### Listed entries ###

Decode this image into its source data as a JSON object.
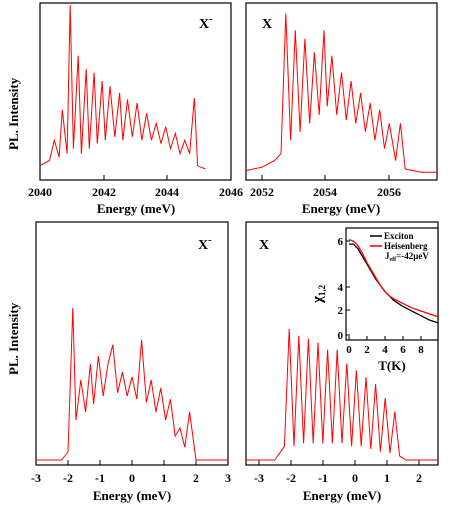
{
  "colors": {
    "series": "#ff0000",
    "black": "#000000"
  },
  "chart_data": [
    {
      "id": "top-left",
      "type": "line",
      "xlabel": "Energy (meV)",
      "ylabel": "PL. Intensity",
      "annotation": "X",
      "annotation_sup": "-",
      "xlim": [
        2040,
        2046
      ],
      "xticks": [
        "2040",
        "2042",
        "2044",
        "2046"
      ],
      "series": [
        {
          "x": [
            2040.0,
            2040.3,
            2040.45,
            2040.6,
            2040.7,
            2040.85,
            2040.95,
            2041.05,
            2041.2,
            2041.3,
            2041.45,
            2041.55,
            2041.7,
            2041.8,
            2041.95,
            2042.05,
            2042.2,
            2042.35,
            2042.5,
            2042.6,
            2042.75,
            2042.9,
            2043.05,
            2043.2,
            2043.35,
            2043.5,
            2043.65,
            2043.8,
            2043.95,
            2044.1,
            2044.25,
            2044.4,
            2044.55,
            2044.7,
            2044.85,
            2044.95,
            2045.05,
            2045.2
          ],
          "y": [
            0.05,
            0.08,
            0.2,
            0.1,
            0.38,
            0.12,
            1.0,
            0.15,
            0.7,
            0.12,
            0.62,
            0.15,
            0.6,
            0.18,
            0.55,
            0.2,
            0.52,
            0.22,
            0.48,
            0.2,
            0.44,
            0.22,
            0.42,
            0.2,
            0.36,
            0.2,
            0.3,
            0.18,
            0.28,
            0.15,
            0.24,
            0.12,
            0.2,
            0.12,
            0.45,
            0.05,
            0.04,
            0.03
          ]
        }
      ]
    },
    {
      "id": "top-right",
      "type": "line",
      "xlabel": "Energy (meV)",
      "ylabel": "",
      "annotation": "X",
      "annotation_sup": "",
      "xlim": [
        2051.5,
        2057.5
      ],
      "xticks": [
        "2052",
        "2054",
        "2056"
      ],
      "series": [
        {
          "x": [
            2051.5,
            2052.0,
            2052.4,
            2052.6,
            2052.75,
            2052.9,
            2053.05,
            2053.2,
            2053.35,
            2053.5,
            2053.65,
            2053.8,
            2053.95,
            2054.05,
            2054.2,
            2054.35,
            2054.5,
            2054.65,
            2054.8,
            2054.95,
            2055.1,
            2055.25,
            2055.4,
            2055.55,
            2055.7,
            2055.85,
            2056.0,
            2056.2,
            2056.35,
            2056.5,
            2057.0,
            2057.5
          ],
          "y": [
            0.02,
            0.04,
            0.08,
            0.12,
            0.95,
            0.2,
            0.85,
            0.25,
            0.8,
            0.3,
            0.72,
            0.35,
            0.85,
            0.4,
            0.7,
            0.35,
            0.6,
            0.32,
            0.55,
            0.3,
            0.48,
            0.25,
            0.42,
            0.2,
            0.38,
            0.15,
            0.3,
            0.08,
            0.3,
            0.03,
            0.01,
            0.01
          ]
        }
      ]
    },
    {
      "id": "bottom-left",
      "type": "line",
      "xlabel": "Energy (meV)",
      "ylabel": "PL. Intensity",
      "annotation": "X",
      "annotation_sup": "-",
      "xlim": [
        -3,
        3
      ],
      "xticks": [
        "-3",
        "-2",
        "-1",
        "0",
        "1",
        "2",
        "3"
      ],
      "series": [
        {
          "x": [
            -3.0,
            -2.2,
            -2.0,
            -1.85,
            -1.75,
            -1.6,
            -1.45,
            -1.3,
            -1.2,
            -1.05,
            -0.9,
            -0.75,
            -0.6,
            -0.45,
            -0.3,
            -0.15,
            0.0,
            0.15,
            0.3,
            0.45,
            0.6,
            0.75,
            0.9,
            1.05,
            1.2,
            1.35,
            1.5,
            1.65,
            1.8,
            2.0,
            3.0
          ],
          "y": [
            0.0,
            0.0,
            0.05,
            0.95,
            0.25,
            0.5,
            0.3,
            0.6,
            0.35,
            0.65,
            0.4,
            0.6,
            0.72,
            0.42,
            0.55,
            0.4,
            0.52,
            0.38,
            0.75,
            0.36,
            0.5,
            0.3,
            0.45,
            0.25,
            0.38,
            0.15,
            0.2,
            0.08,
            0.3,
            0.0,
            0.0
          ]
        }
      ]
    },
    {
      "id": "bottom-right",
      "type": "line",
      "xlabel": "Energy (meV)",
      "ylabel": "",
      "annotation": "X",
      "annotation_sup": "",
      "xlim": [
        -3.5,
        2.5
      ],
      "xticks": [
        "-3",
        "-2",
        "-1",
        "0",
        "1",
        "2"
      ],
      "series": [
        {
          "x": [
            -3.5,
            -2.6,
            -2.3,
            -2.15,
            -2.0,
            -1.85,
            -1.7,
            -1.55,
            -1.4,
            -1.25,
            -1.1,
            -0.95,
            -0.8,
            -0.65,
            -0.5,
            -0.35,
            -0.2,
            -0.05,
            0.1,
            0.25,
            0.4,
            0.55,
            0.7,
            0.85,
            1.0,
            1.15,
            1.3,
            1.5,
            2.5
          ],
          "y": [
            0.0,
            0.0,
            0.1,
            0.95,
            0.1,
            0.9,
            0.12,
            0.88,
            0.12,
            0.85,
            0.12,
            0.8,
            0.12,
            0.8,
            0.12,
            0.7,
            0.1,
            0.65,
            0.1,
            0.6,
            0.08,
            0.55,
            0.06,
            0.45,
            0.05,
            0.35,
            0.03,
            0.0,
            0.0
          ]
        }
      ]
    },
    {
      "id": "inset",
      "type": "line",
      "xlabel": "T(K)",
      "ylabel": "χ1,2",
      "ylabel_main": "χ",
      "ylabel_sub": "1,2",
      "xlim": [
        0,
        10
      ],
      "ylim": [
        0,
        7
      ],
      "xticks": [
        "0",
        "2",
        "4",
        "6",
        "8"
      ],
      "yticks": [
        "0",
        "2",
        "4",
        "6"
      ],
      "legend": {
        "position": "top-right",
        "exciton": "Exciton",
        "heis": "Heisenberg",
        "jeff_main": "J",
        "jeff_sub": "eff",
        "jeff_rest": "=-42μeV"
      },
      "series": [
        {
          "name": "Exciton",
          "color": "#000000",
          "x": [
            0,
            0.5,
            1,
            1.5,
            2,
            2.5,
            3,
            3.5,
            4,
            4.5,
            5,
            6,
            7,
            8,
            9,
            10
          ],
          "y": [
            6.0,
            6.0,
            5.7,
            5.2,
            4.7,
            4.2,
            3.7,
            3.3,
            2.9,
            2.6,
            2.3,
            1.9,
            1.6,
            1.3,
            1.0,
            0.8
          ]
        },
        {
          "name": "Heisenberg",
          "color": "#ff0000",
          "x": [
            0,
            0.5,
            1,
            1.5,
            2,
            2.5,
            3,
            3.5,
            4,
            4.5,
            5,
            6,
            7,
            8,
            9,
            10
          ],
          "y": [
            6.3,
            6.2,
            5.9,
            5.4,
            4.8,
            4.3,
            3.8,
            3.3,
            2.9,
            2.6,
            2.4,
            2.1,
            1.8,
            1.6,
            1.4,
            1.2
          ]
        }
      ]
    }
  ]
}
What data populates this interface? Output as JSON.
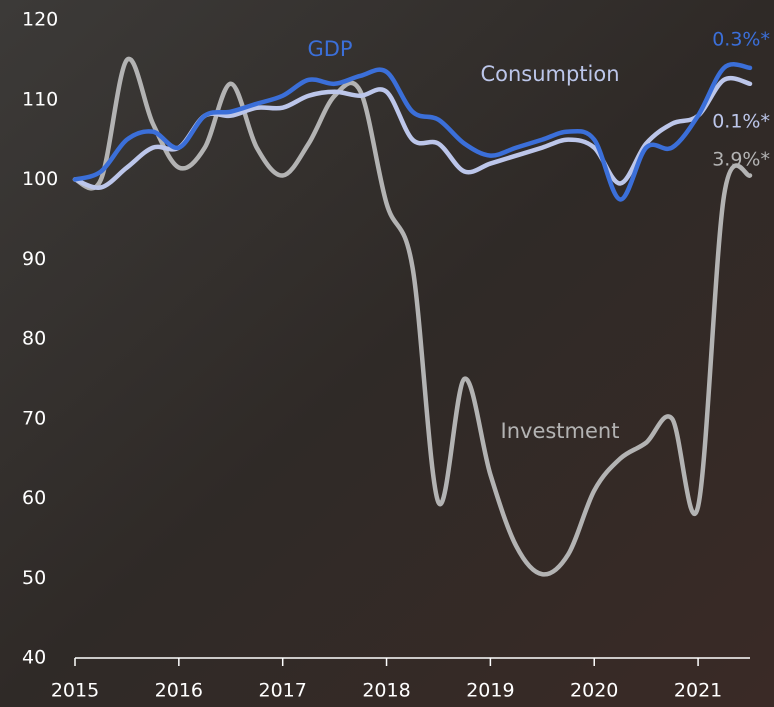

###

▶ **Problem requirements**
List all lines from the entries that include the word "this".

▶ **The reply**
Decode this image into its source data as a JSON object.
What data populates this interface? Output as JSON.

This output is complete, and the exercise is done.